--- start ---
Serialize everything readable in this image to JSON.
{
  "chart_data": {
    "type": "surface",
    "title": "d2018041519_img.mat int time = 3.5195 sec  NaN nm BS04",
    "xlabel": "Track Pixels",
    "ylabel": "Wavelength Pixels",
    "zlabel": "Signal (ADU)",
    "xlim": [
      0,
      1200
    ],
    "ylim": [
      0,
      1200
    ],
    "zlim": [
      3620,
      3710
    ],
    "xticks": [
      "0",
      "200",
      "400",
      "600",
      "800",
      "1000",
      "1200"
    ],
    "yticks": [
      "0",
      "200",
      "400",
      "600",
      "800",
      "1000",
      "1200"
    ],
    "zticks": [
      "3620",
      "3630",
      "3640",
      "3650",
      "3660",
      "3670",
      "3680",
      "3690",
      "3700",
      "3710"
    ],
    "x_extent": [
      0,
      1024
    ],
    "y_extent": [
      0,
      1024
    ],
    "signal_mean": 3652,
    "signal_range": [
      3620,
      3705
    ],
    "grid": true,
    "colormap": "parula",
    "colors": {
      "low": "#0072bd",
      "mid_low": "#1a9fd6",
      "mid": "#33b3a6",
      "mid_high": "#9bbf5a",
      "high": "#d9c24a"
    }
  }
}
--- end ---
■ Exercise objective:
Search the records for the word "Pixels", then list every line that has it.

■ Correct response:
    "xlabel": "Track Pixels",
    "ylabel": "Wavelength Pixels",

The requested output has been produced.